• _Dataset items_
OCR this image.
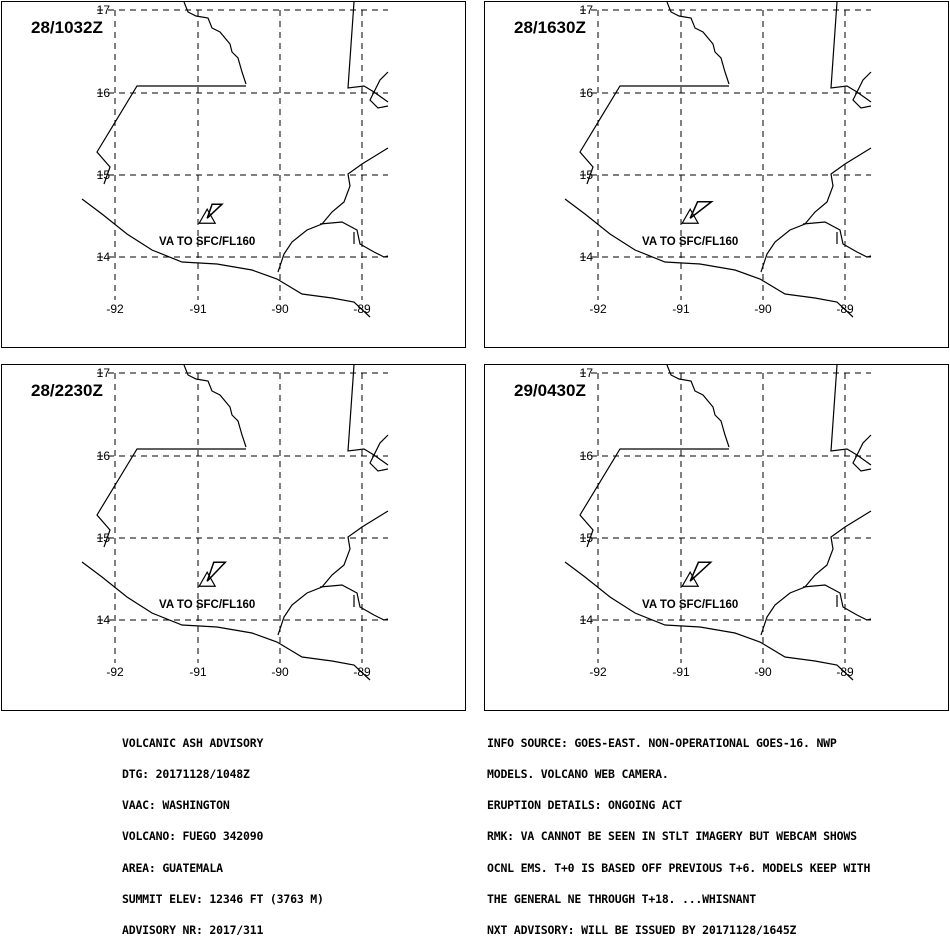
-92	-91	-90	-89
17
16
15
14
VA TO SFC/FL160
28/1032Z
-92	-91	-90	-89
17
16
15
14
VA TO SFC/FL160
28/1630Z
-92	-91	-90	-89
17
16
15
14
VA TO SFC/FL160
28/2230Z
-92	-91	-90	-89
17
16
15
14
VA TO SFC/FL160
29/0430Z

VOLCANIC ASH ADVISORY

DTG: 20171128/1048Z

VAAC: WASHINGTON

VOLCANO: FUEGO 342090

AREA: GUATEMALA

SUMMIT ELEV: 12346 FT (3763 M)

ADVISORY NR: 2017/311

INFO SOURCE: GOES-EAST. NON-OPERATIONAL GOES-16. NWP

MODELS. VOLCANO WEB CAMERA.

ERUPTION DETAILS: ONGOING ACT

RMK: VA CANNOT BE SEEN IN STLT IMAGERY BUT WEBCAM SHOWS

OCNL EMS. T+0 IS BASED OFF PREVIOUS T+6. MODELS KEEP WITH

THE GENERAL NE THROUGH T+18. ...WHISNANT

NXT ADVISORY: WILL BE ISSUED BY 20171128/1645Z
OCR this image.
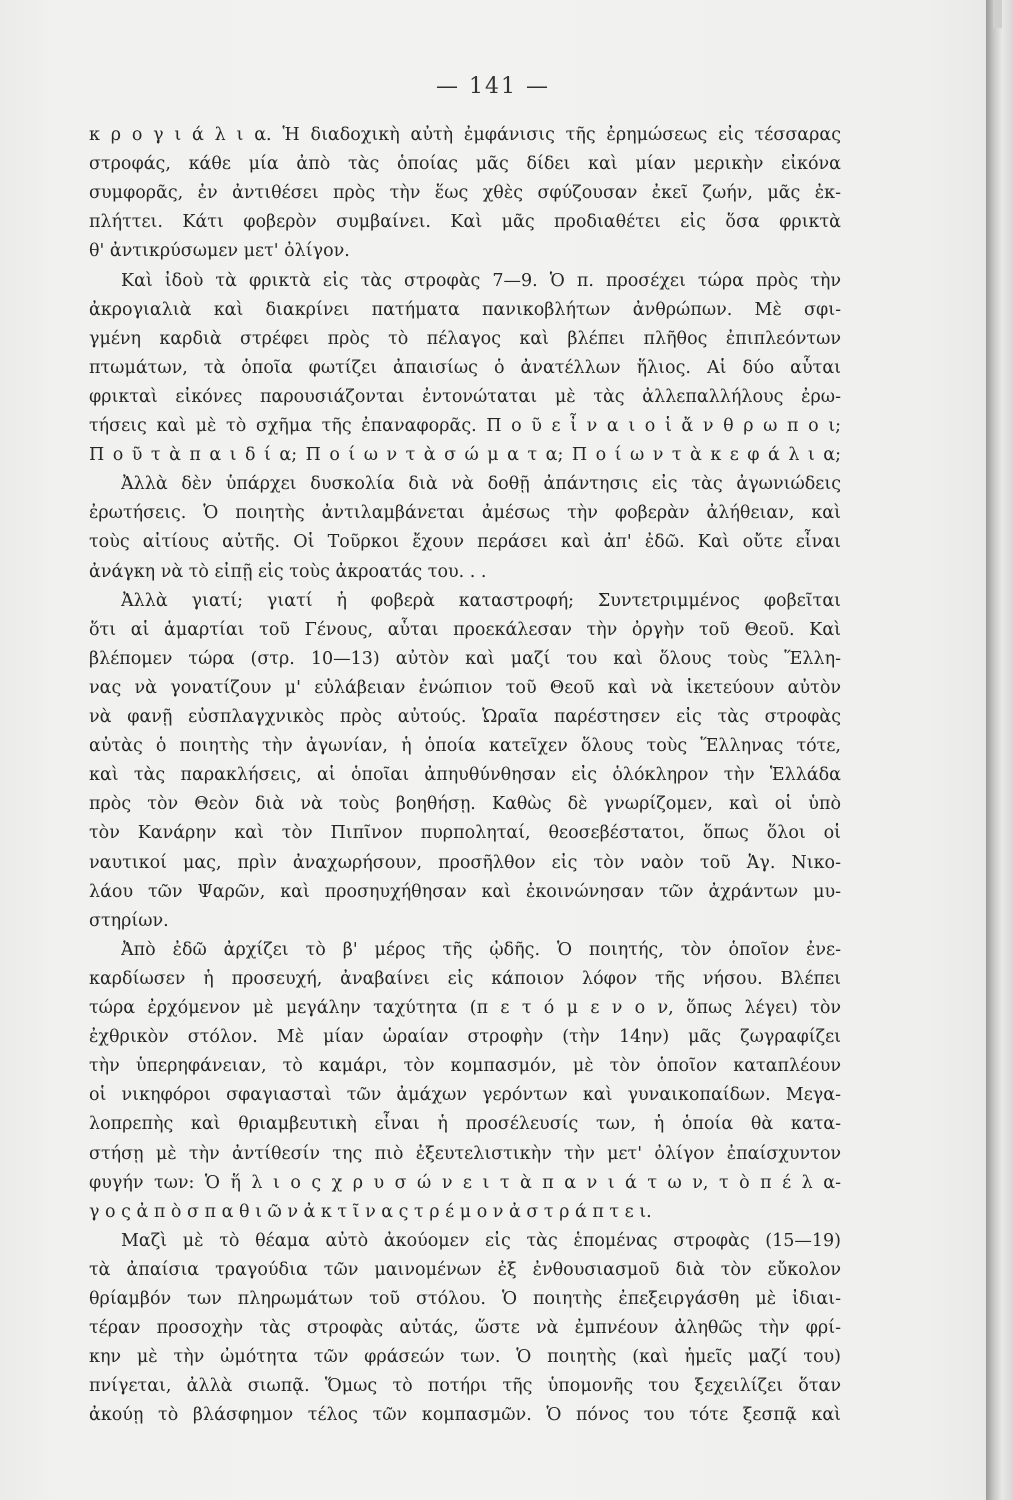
— 141 —
κ ρ ο γ ι ά λ ι α. Ἡ διαδοχικὴ αὐτὴ ἐμφάνισις τῆς ἐρημώσεως εἰς τέσσαρας
στροφάς, κάθε μία ἀπὸ τὰς ὁποίας μᾶς δίδει καὶ μίαν μερικὴν εἰκόνα
συμφορᾶς, ἐν ἀντιθέσει πρὸς τὴν ἕως χθὲς σφύζουσαν ἐκεῖ ζωήν, μᾶς ἐκ-
πλήττει. Κάτι φοβερὸν συμβαίνει. Καὶ μᾶς προδιαθέτει εἰς ὅσα φρικτὰ
θ' ἀντικρύσωμεν μετ' ὀλίγον.
Καὶ ἰδοὺ τὰ φρικτὰ εἰς τὰς στροφὰς 7—9. Ὁ π. προσέχει τώρα πρὸς τὴν
ἀκρογιαλιὰ καὶ διακρίνει πατήματα πανικοβλήτων ἀνθρώπων. Μὲ σφι-
γμένη καρδιὰ στρέφει πρὸς τὸ πέλαγος καὶ βλέπει πλῆθος ἐπιπλεόντων
πτωμάτων, τὰ ὁποῖα φωτίζει ἀπαισίως ὁ ἀνατέλλων ἥλιος. Αἱ δύο αὗται
φρικταὶ εἰκόνες παρουσιάζονται ἐντονώταται μὲ τὰς ἀλλεπαλλήλους ἐρω-
τήσεις καὶ μὲ τὸ σχῆμα τῆς ἐπαναφορᾶς. Π ο ῦ ε ἶ ν α ι ο ἱ ἄ ν θ ρ ω π ο ι;
Π ο ῦ τ ὰ π α ι δ ί α; Π ο ί ω ν τ ὰ σ ώ μ α τ α; Π ο ί ω ν τ ὰ κ ε φ ά λ ι α;
Ἀλλὰ δὲν ὑπάρχει δυσκολία διὰ νὰ δοθῇ ἀπάντησις εἰς τὰς ἀγωνιώδεις
ἐρωτήσεις. Ὁ ποιητὴς ἀντιλαμβάνεται ἀμέσως τὴν φοβερὰν ἀλήθειαν, καὶ
τοὺς αἰτίους αὐτῆς. Οἱ Τοῦρκοι ἔχουν περάσει καὶ ἀπ' ἐδῶ. Καὶ οὔτε εἶναι
ἀνάγκη νὰ τὸ εἰπῇ εἰς τοὺς ἀκροατάς του. . .
Ἀλλὰ γιατί; γιατί ἡ φοβερὰ καταστροφή; Συντετριμμένος φοβεῖται
ὅτι αἱ ἁμαρτίαι τοῦ Γένους, αὗται προεκάλεσαν τὴν ὀργὴν τοῦ Θεοῦ. Καὶ
βλέπομεν τώρα (στρ. 10—13) αὐτὸν καὶ μαζί του καὶ ὅλους τοὺς Ἕλλη-
νας νὰ γονατίζουν μ' εὐλάβειαν ἐνώπιον τοῦ Θεοῦ καὶ νὰ ἱκετεύουν αὐτὸν
νὰ φανῇ εὐσπλαγχνικὸς πρὸς αὐτούς. Ὡραῖα παρέστησεν εἰς τὰς στροφὰς
αὐτὰς ὁ ποιητὴς τὴν ἀγωνίαν, ἡ ὁποία κατεῖχεν ὅλους τοὺς Ἕλληνας τότε,
καὶ τὰς παρακλήσεις, αἱ ὁποῖαι ἀπηυθύνθησαν εἰς ὁλόκληρον τὴν Ἑλλάδα
πρὸς τὸν Θεὸν διὰ νὰ τοὺς βοηθήσῃ. Καθὼς δὲ γνωρίζομεν, καὶ οἱ ὑπὸ
τὸν Κανάρην καὶ τὸν Πιπῖνον πυρποληταί, θεοσεβέστατοι, ὅπως ὅλοι οἱ
ναυτικοί μας, πρὶν ἀναχωρήσουν, προσῆλθον εἰς τὸν ναὸν τοῦ Ἁγ. Νικο-
λάου τῶν Ψαρῶν, καὶ προσηυχήθησαν καὶ ἐκοινώνησαν τῶν ἀχράντων μυ-
στηρίων.
Ἀπὸ ἐδῶ ἀρχίζει τὸ β' μέρος τῆς ᾠδῆς. Ὁ ποιητής, τὸν ὁποῖον ἐνε-
καρδίωσεν ἡ προσευχή, ἀναβαίνει εἰς κάποιον λόφον τῆς νήσου. Βλέπει
τώρα ἐρχόμενον μὲ μεγάλην ταχύτητα (π ε τ ό μ ε ν ο ν, ὅπως λέγει) τὸν
ἐχθρικὸν στόλον. Μὲ μίαν ὡραίαν στροφὴν (τὴν 14ην) μᾶς ζωγραφίζει
τὴν ὑπερηφάνειαν, τὸ καμάρι, τὸν κομπασμόν, μὲ τὸν ὁποῖον καταπλέουν
οἱ νικηφόροι σφαγιασταὶ τῶν ἀμάχων γερόντων καὶ γυναικοπαίδων. Μεγα-
λοπρεπὴς καὶ θριαμβευτικὴ εἶναι ἡ προσέλευσίς των, ἡ ὁποία θὰ κατα-
στήσῃ μὲ τὴν ἀντίθεσίν της πιὸ ἐξευτελιστικὴν τὴν μετ' ὀλίγον ἐπαίσχυντον
φυγήν των: Ὁ ἥ λ ι ο ς χ ρ υ σ ώ ν ε ι τ ὰ π α ν ι ά τ ω ν, τ ὸ π έ λ α-
γ ο ς ἀ π ὸ σ π α θ ι ῶ ν ἀ κ τ ῖ ν α ς τ ρ έ μ ο ν ἀ σ τ ρ ά π τ ε ι.
Μαζὶ μὲ τὸ θέαμα αὐτὸ ἀκούομεν εἰς τὰς ἑπομένας στροφὰς (15—19)
τὰ ἀπαίσια τραγούδια τῶν μαινομένων ἐξ ἐνθουσιασμοῦ διὰ τὸν εὔκολον
θρίαμβόν των πληρωμάτων τοῦ στόλου. Ὁ ποιητὴς ἐπεξειργάσθη μὲ ἰδιαι-
τέραν προσοχὴν τὰς στροφὰς αὐτάς, ὥστε νὰ ἐμπνέουν ἀληθῶς τὴν φρί-
κην μὲ τὴν ὠμότητα τῶν φράσεών των. Ὁ ποιητὴς (καὶ ἡμεῖς μαζί του)
πνίγεται, ἀλλὰ σιωπᾷ. Ὅμως τὸ ποτήρι τῆς ὑπομονῆς του ξεχειλίζει ὅταν
ἀκούῃ τὸ βλάσφημον τέλος τῶν κομπασμῶν. Ὁ πόνος του τότε ξεσπᾷ καὶ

• _Description of the task_
Return all of the entries word for word, but omit the pictures.

• _Result of this exercise_
OCR this image.
-92	-91	-90	-89
17
16
15
14
VA TO SFC/FL160
28/1032Z
-92	-91	-90	-89
17
16
15
14
VA TO SFC/FL160
28/1630Z
-92	-91	-90	-89
17
16
15
14
VA TO SFC/FL160
28/2230Z
-92	-91	-90	-89
17
16
15
14
VA TO SFC/FL160
29/0430Z

VOLCANIC ASH ADVISORY

DTG: 20171128/1048Z

VAAC: WASHINGTON

VOLCANO: FUEGO 342090

AREA: GUATEMALA

SUMMIT ELEV: 12346 FT (3763 M)

ADVISORY NR: 2017/311

INFO SOURCE: GOES-EAST. NON-OPERATIONAL GOES-16. NWP

MODELS. VOLCANO WEB CAMERA.

ERUPTION DETAILS: ONGOING ACT

RMK: VA CANNOT BE SEEN IN STLT IMAGERY BUT WEBCAM SHOWS

OCNL EMS. T+0 IS BASED OFF PREVIOUS T+6. MODELS KEEP WITH

THE GENERAL NE THROUGH T+18. ...WHISNANT

NXT ADVISORY: WILL BE ISSUED BY 20171128/1645Z
OCR this image.
— 141 —
κ ρ ο γ ι ά λ ι α. Ἡ διαδοχικὴ αὐτὴ ἐμφάνισις τῆς ἐρημώσεως εἰς τέσσαρας
στροφάς, κάθε μία ἀπὸ τὰς ὁποίας μᾶς δίδει καὶ μίαν μερικὴν εἰκόνα
συμφορᾶς, ἐν ἀντιθέσει πρὸς τὴν ἕως χθὲς σφύζουσαν ἐκεῖ ζωήν, μᾶς ἐκ-
πλήττει. Κάτι φοβερὸν συμβαίνει. Καὶ μᾶς προδιαθέτει εἰς ὅσα φρικτὰ
θ' ἀντικρύσωμεν μετ' ὀλίγον.
Καὶ ἰδοὺ τὰ φρικτὰ εἰς τὰς στροφὰς 7—9. Ὁ π. προσέχει τώρα πρὸς τὴν
ἀκρογιαλιὰ καὶ διακρίνει πατήματα πανικοβλήτων ἀνθρώπων. Μὲ σφι-
γμένη καρδιὰ στρέφει πρὸς τὸ πέλαγος καὶ βλέπει πλῆθος ἐπιπλεόντων
πτωμάτων, τὰ ὁποῖα φωτίζει ἀπαισίως ὁ ἀνατέλλων ἥλιος. Αἱ δύο αὗται
φρικταὶ εἰκόνες παρουσιάζονται ἐντονώταται μὲ τὰς ἀλλεπαλλήλους ἐρω-
τήσεις καὶ μὲ τὸ σχῆμα τῆς ἐπαναφορᾶς. Π ο ῦ ε ἶ ν α ι ο ἱ ἄ ν θ ρ ω π ο ι;
Π ο ῦ τ ὰ π α ι δ ί α; Π ο ί ω ν τ ὰ σ ώ μ α τ α; Π ο ί ω ν τ ὰ κ ε φ ά λ ι α;
Ἀλλὰ δὲν ὑπάρχει δυσκολία διὰ νὰ δοθῇ ἀπάντησις εἰς τὰς ἀγωνιώδεις
ἐρωτήσεις. Ὁ ποιητὴς ἀντιλαμβάνεται ἀμέσως τὴν φοβερὰν ἀλήθειαν, καὶ
τοὺς αἰτίους αὐτῆς. Οἱ Τοῦρκοι ἔχουν περάσει καὶ ἀπ' ἐδῶ. Καὶ οὔτε εἶναι
ἀνάγκη νὰ τὸ εἰπῇ εἰς τοὺς ἀκροατάς του. . .
Ἀλλὰ γιατί; γιατί ἡ φοβερὰ καταστροφή; Συντετριμμένος φοβεῖται
ὅτι αἱ ἁμαρτίαι τοῦ Γένους, αὗται προεκάλεσαν τὴν ὀργὴν τοῦ Θεοῦ. Καὶ
βλέπομεν τώρα (στρ. 10—13) αὐτὸν καὶ μαζί του καὶ ὅλους τοὺς Ἕλλη-
νας νὰ γονατίζουν μ' εὐλάβειαν ἐνώπιον τοῦ Θεοῦ καὶ νὰ ἱκετεύουν αὐτὸν
νὰ φανῇ εὐσπλαγχνικὸς πρὸς αὐτούς. Ὡραῖα παρέστησεν εἰς τὰς στροφὰς
αὐτὰς ὁ ποιητὴς τὴν ἀγωνίαν, ἡ ὁποία κατεῖχεν ὅλους τοὺς Ἕλληνας τότε,
καὶ τὰς παρακλήσεις, αἱ ὁποῖαι ἀπηυθύνθησαν εἰς ὁλόκληρον τὴν Ἑλλάδα
πρὸς τὸν Θεὸν διὰ νὰ τοὺς βοηθήσῃ. Καθὼς δὲ γνωρίζομεν, καὶ οἱ ὑπὸ
τὸν Κανάρην καὶ τὸν Πιπῖνον πυρποληταί, θεοσεβέστατοι, ὅπως ὅλοι οἱ
ναυτικοί μας, πρὶν ἀναχωρήσουν, προσῆλθον εἰς τὸν ναὸν τοῦ Ἁγ. Νικο-
λάου τῶν Ψαρῶν, καὶ προσηυχήθησαν καὶ ἐκοινώνησαν τῶν ἀχράντων μυ-
στηρίων.
Ἀπὸ ἐδῶ ἀρχίζει τὸ β' μέρος τῆς ᾠδῆς. Ὁ ποιητής, τὸν ὁποῖον ἐνε-
καρδίωσεν ἡ προσευχή, ἀναβαίνει εἰς κάποιον λόφον τῆς νήσου. Βλέπει
τώρα ἐρχόμενον μὲ μεγάλην ταχύτητα (π ε τ ό μ ε ν ο ν, ὅπως λέγει) τὸν
ἐχθρικὸν στόλον. Μὲ μίαν ὡραίαν στροφὴν (τὴν 14ην) μᾶς ζωγραφίζει
τὴν ὑπερηφάνειαν, τὸ καμάρι, τὸν κομπασμόν, μὲ τὸν ὁποῖον καταπλέουν
οἱ νικηφόροι σφαγιασταὶ τῶν ἀμάχων γερόντων καὶ γυναικοπαίδων. Μεγα-
λοπρεπὴς καὶ θριαμβευτικὴ εἶναι ἡ προσέλευσίς των, ἡ ὁποία θὰ κατα-
στήσῃ μὲ τὴν ἀντίθεσίν της πιὸ ἐξευτελιστικὴν τὴν μετ' ὀλίγον ἐπαίσχυντον
φυγήν των: Ὁ ἥ λ ι ο ς χ ρ υ σ ώ ν ε ι τ ὰ π α ν ι ά τ ω ν, τ ὸ π έ λ α-
γ ο ς ἀ π ὸ σ π α θ ι ῶ ν ἀ κ τ ῖ ν α ς τ ρ έ μ ο ν ἀ σ τ ρ ά π τ ε ι.
Μαζὶ μὲ τὸ θέαμα αὐτὸ ἀκούομεν εἰς τὰς ἑπομένας στροφὰς (15—19)
τὰ ἀπαίσια τραγούδια τῶν μαινομένων ἐξ ἐνθουσιασμοῦ διὰ τὸν εὔκολον
θρίαμβόν των πληρωμάτων τοῦ στόλου. Ὁ ποιητὴς ἐπεξειργάσθη μὲ ἰδιαι-
τέραν προσοχὴν τὰς στροφὰς αὐτάς, ὥστε νὰ ἐμπνέουν ἀληθῶς τὴν φρί-
κην μὲ τὴν ὠμότητα τῶν φράσεών των. Ὁ ποιητὴς (καὶ ἡμεῖς μαζί του)
πνίγεται, ἀλλὰ σιωπᾷ. Ὅμως τὸ ποτήρι τῆς ὑπομονῆς του ξεχειλίζει ὅταν
ἀκούῃ τὸ βλάσφημον τέλος τῶν κομπασμῶν. Ὁ πόνος του τότε ξεσπᾷ καὶ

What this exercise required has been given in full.